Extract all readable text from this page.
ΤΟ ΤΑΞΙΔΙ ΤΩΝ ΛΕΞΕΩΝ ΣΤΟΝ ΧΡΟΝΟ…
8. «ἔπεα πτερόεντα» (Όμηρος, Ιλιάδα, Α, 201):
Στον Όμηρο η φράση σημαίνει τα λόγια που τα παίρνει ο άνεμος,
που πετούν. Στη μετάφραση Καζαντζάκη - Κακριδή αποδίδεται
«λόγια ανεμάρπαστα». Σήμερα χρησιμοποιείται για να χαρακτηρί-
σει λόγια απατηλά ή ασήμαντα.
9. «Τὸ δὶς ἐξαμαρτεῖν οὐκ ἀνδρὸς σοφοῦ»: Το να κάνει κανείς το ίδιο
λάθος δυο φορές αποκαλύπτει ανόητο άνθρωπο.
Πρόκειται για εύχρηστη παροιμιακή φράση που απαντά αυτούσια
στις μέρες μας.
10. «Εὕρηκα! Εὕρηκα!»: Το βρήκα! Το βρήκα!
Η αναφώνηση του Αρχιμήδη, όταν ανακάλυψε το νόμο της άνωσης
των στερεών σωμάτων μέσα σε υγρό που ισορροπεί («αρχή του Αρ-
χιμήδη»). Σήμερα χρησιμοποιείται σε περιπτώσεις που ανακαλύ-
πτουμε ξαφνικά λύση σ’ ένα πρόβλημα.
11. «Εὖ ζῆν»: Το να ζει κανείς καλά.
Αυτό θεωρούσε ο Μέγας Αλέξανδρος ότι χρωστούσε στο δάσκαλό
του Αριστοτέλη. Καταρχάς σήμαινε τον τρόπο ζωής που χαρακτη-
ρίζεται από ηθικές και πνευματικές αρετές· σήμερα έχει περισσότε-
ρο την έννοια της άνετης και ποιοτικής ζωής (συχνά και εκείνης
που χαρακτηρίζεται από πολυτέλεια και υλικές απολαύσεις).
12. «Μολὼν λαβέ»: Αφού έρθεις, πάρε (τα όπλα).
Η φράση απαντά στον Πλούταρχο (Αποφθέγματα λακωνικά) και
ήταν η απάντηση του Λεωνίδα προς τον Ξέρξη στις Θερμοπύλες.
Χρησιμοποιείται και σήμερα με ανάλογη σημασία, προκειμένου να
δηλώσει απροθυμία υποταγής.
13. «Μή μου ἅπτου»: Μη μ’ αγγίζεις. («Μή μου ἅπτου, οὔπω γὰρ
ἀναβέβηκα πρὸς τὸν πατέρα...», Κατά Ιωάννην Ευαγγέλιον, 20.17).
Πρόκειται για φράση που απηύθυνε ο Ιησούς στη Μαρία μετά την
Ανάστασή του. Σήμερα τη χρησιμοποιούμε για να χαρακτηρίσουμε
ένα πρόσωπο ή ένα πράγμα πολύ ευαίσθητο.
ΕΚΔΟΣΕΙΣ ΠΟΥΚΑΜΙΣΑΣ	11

◆ ◆ ◆

Task requirements: Choose all lines containing the string "απαντά" and copy them out.

Response to this task:
Πρόκειται για εύχρηστη παροιμιακή φράση που απαντά αυτούσια
Η φράση απαντά στον Πλούταρχο (Αποφθέγματα λακωνικά) και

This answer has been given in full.